*What to do*
Identify the lines that contain the word "Charge", then copy them.
____ Entries shown
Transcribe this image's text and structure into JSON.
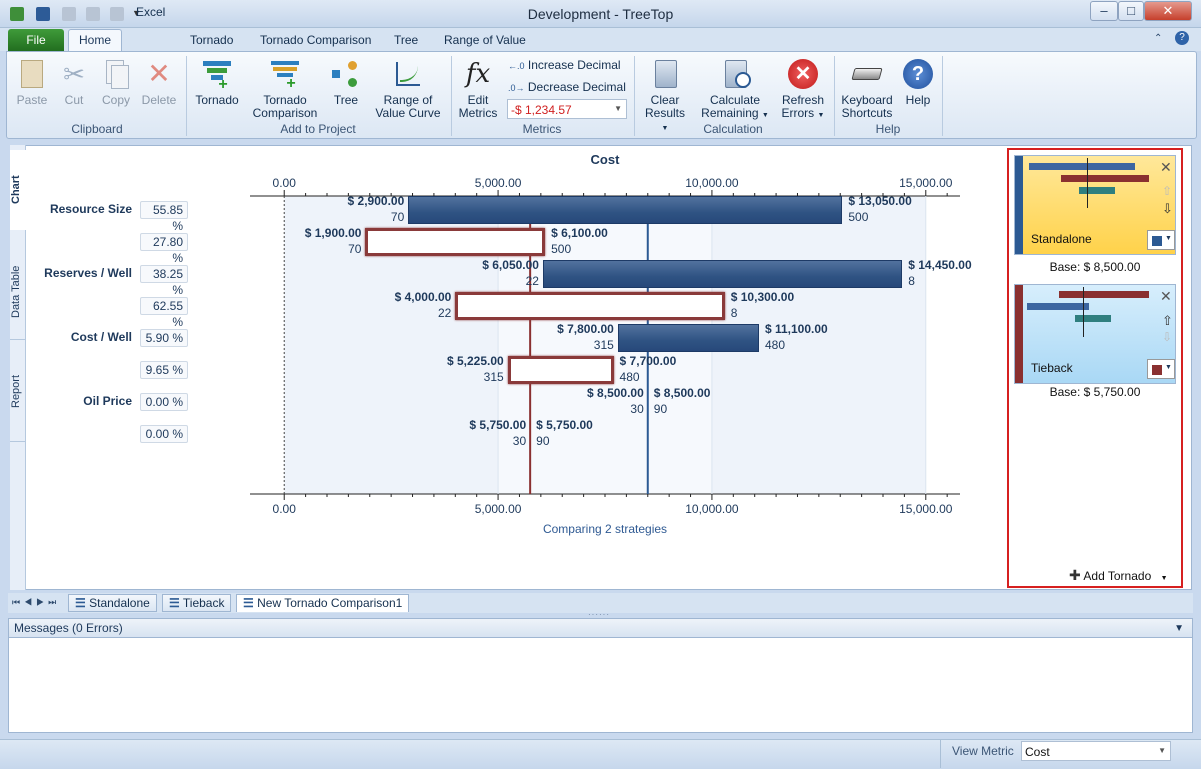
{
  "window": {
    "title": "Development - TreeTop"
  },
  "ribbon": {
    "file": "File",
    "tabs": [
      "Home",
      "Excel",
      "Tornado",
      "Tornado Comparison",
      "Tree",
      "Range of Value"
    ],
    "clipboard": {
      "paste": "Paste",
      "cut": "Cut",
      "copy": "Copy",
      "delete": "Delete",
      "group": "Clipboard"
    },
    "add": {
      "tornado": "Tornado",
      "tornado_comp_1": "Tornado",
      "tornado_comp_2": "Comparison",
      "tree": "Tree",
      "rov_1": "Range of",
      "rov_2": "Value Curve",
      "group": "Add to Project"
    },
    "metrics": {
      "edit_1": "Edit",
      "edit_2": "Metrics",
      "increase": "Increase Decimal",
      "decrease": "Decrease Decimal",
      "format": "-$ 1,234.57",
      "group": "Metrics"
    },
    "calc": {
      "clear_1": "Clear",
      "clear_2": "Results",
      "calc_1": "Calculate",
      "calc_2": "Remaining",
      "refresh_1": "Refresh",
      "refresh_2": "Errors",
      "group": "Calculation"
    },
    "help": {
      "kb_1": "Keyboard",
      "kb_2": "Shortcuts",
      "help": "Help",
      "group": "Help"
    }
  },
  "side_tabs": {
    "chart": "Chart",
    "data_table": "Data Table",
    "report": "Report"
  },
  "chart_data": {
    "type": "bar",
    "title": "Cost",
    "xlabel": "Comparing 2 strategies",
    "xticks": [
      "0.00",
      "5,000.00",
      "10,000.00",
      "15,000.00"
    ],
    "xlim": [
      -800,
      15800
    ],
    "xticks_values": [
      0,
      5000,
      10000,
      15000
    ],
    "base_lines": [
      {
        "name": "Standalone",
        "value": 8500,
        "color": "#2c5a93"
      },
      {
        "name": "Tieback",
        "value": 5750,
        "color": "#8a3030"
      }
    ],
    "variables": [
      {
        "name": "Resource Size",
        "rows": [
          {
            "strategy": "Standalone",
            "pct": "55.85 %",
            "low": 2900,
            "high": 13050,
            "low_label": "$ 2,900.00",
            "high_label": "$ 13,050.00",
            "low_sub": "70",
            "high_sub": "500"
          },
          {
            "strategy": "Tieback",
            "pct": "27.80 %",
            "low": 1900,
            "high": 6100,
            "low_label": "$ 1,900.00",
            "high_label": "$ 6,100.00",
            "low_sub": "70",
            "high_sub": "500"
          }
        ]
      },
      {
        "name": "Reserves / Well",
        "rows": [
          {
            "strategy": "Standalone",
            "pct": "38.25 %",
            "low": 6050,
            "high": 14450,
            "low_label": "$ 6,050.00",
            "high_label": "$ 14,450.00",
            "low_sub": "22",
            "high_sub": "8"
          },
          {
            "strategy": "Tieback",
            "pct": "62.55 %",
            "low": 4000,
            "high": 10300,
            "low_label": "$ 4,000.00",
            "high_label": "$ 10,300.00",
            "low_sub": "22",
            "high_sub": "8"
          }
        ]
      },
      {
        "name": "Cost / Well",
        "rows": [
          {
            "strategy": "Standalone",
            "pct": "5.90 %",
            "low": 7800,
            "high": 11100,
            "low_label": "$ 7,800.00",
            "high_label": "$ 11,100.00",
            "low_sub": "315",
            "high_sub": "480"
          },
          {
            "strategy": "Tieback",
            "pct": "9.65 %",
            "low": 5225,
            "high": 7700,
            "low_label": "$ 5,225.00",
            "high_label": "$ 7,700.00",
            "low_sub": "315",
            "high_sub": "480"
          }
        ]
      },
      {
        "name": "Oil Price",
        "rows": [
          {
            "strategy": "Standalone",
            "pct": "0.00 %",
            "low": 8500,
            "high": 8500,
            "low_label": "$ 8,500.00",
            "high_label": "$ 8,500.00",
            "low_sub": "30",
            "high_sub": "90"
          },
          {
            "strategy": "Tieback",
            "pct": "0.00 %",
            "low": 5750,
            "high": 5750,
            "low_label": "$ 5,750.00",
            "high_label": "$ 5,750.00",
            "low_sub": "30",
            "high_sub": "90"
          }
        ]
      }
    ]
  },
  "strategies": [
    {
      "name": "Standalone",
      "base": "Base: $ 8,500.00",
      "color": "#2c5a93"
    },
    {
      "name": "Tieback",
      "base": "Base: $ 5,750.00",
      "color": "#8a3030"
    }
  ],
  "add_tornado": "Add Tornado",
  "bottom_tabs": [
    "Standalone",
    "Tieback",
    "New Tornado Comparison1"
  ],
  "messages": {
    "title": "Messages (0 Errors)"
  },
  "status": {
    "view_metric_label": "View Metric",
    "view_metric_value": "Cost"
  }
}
________
____ Entries shown
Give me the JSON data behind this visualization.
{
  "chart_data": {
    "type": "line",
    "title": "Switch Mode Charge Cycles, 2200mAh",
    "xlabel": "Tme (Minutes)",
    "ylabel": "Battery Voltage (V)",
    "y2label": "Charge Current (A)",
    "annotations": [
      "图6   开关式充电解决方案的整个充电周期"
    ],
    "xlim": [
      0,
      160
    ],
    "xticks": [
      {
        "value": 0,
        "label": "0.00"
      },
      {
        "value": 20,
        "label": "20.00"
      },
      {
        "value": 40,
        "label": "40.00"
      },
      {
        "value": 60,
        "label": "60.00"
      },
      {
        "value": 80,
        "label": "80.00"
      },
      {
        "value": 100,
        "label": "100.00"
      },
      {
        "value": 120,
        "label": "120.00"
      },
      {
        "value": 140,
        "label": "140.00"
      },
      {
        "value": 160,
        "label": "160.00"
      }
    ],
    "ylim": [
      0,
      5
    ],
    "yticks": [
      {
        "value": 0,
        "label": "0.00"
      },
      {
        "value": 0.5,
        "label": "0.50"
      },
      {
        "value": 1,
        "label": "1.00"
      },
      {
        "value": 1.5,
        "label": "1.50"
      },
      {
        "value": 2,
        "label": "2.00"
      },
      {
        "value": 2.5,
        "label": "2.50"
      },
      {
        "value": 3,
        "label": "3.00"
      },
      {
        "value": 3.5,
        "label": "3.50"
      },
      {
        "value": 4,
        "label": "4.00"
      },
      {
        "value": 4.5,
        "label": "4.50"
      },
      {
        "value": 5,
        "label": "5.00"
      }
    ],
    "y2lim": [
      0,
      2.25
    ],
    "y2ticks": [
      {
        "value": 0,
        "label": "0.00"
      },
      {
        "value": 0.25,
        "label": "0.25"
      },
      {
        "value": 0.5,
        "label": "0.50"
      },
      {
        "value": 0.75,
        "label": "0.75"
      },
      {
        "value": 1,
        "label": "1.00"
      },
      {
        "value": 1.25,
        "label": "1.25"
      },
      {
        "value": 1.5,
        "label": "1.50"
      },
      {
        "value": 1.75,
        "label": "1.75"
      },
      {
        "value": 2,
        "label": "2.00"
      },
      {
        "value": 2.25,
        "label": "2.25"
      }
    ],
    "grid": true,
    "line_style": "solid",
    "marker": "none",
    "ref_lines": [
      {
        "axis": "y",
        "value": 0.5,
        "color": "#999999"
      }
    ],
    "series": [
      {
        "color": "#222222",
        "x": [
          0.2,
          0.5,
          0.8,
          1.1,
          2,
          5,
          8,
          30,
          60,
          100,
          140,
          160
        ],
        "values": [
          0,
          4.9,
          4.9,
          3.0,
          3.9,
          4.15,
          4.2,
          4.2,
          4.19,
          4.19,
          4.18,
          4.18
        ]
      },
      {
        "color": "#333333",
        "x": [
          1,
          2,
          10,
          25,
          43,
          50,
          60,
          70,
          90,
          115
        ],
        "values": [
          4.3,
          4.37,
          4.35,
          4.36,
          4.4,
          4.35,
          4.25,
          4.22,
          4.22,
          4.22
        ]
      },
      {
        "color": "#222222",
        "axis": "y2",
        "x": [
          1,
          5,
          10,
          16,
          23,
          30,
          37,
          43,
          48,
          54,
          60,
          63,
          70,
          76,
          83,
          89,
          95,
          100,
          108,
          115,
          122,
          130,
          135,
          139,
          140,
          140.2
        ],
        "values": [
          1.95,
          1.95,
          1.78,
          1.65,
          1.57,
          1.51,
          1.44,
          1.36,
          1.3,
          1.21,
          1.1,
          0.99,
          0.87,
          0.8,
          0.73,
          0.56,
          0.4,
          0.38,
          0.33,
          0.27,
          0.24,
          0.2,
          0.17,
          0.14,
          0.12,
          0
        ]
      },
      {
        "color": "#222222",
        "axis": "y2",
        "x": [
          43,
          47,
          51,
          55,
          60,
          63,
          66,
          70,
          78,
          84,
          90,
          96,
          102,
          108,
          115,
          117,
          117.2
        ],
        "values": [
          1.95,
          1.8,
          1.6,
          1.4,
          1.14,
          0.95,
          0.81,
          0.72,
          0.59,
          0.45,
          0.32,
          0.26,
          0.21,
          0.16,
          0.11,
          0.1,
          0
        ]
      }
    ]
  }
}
________
*Full response*
    "title": "Switch Mode Charge Cycles, 2200mAh",
    "y2label": "Charge Current (A)",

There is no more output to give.